Transcribe all of the material exactly. Any picture in it should be left out.

DATA FOR THIS TASK
----------

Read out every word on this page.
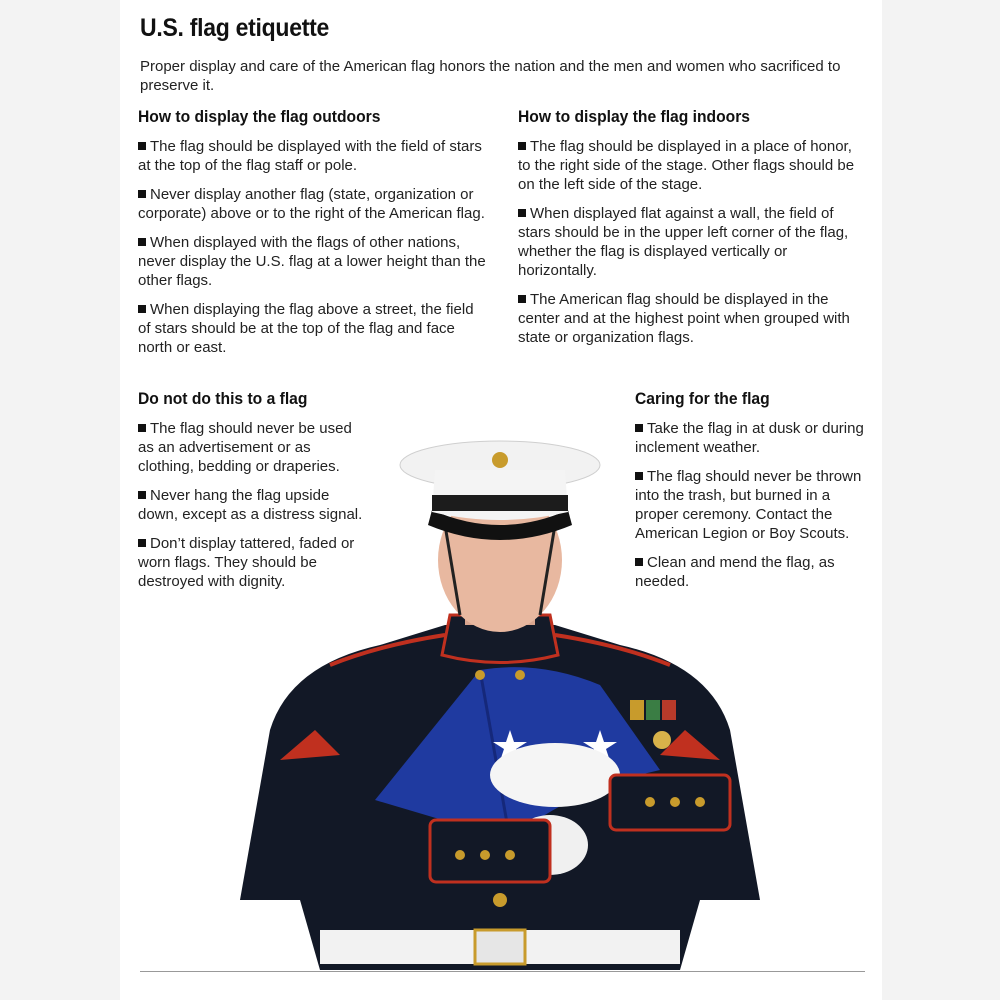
U.S. flag etiquette

Proper display and care of the American flag honors the nation and the men and women who sacrificed to preserve it.

How to display the flag outdoors
The flag should be displayed with the field of stars at the top of the flag staff or pole.
Never display another flag (state, organization or corporate) above or to the right of the American flag.
When displayed with the flags of other nations, never display the U.S. flag at a lower height than the other flags.
When displaying the flag above a street, the field of stars should be at the top of the flag and face north or east.
How to display the flag indoors
The flag should be displayed in a place of honor, to the right side of the stage. Other flags should be on the left side of the stage.
When displayed flat against a wall, the field of stars should be in the upper left corner of the flag, whether the flag is displayed vertically or horizontally.
The American flag should be displayed in the center and at the highest point when grouped with state or organization flags.
Do not do this to a flag
The flag should never be used as an advertisement or as clothing, bedding or draperies.
Never hang the flag upside down, except as a distress signal.
Don’t display tattered, faded or worn flags. They should be destroyed with dignity.
Caring for the flag
Take the flag in at dusk or during inclement weather.
The flag should never be thrown into the trash, but burned in a proper ceremony. Contact the American Legion or Boy Scouts.
Clean and mend the flag, as needed.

----------

RESULT OF THE TASK
Read out every word on this page.
U.S. flag etiquette

Proper display and care of the American flag honors the nation and the men and women who sacrificed to preserve it.

How to display the flag outdoors
The flag should be displayed with the field of stars at the top of the flag staff or pole.
Never display another flag (state, organization or corporate) above or to the right of the American flag.
When displayed with the flags of other nations, never display the U.S. flag at a lower height than the other flags.
When displaying the flag above a street, the field of stars should be at the top of the flag and face north or east.
How to display the flag indoors
The flag should be displayed in a place of honor, to the right side of the stage. Other flags should be on the left side of the stage.
When displayed flat against a wall, the field of stars should be in the upper left corner of the flag, whether the flag is displayed vertically or horizontally.
The American flag should be displayed in the center and at the highest point when grouped with state or organization flags.
Do not do this to a flag
The flag should never be used as an advertisement or as clothing, bedding or draperies.
Never hang the flag upside down, except as a distress signal.
Don’t display tattered, faded or worn flags. They should be destroyed with dignity.
Caring for the flag
Take the flag in at dusk or during inclement weather.
The flag should never be thrown into the trash, but burned in a proper ceremony. Contact the American Legion or Boy Scouts.
Clean and mend the flag, as needed.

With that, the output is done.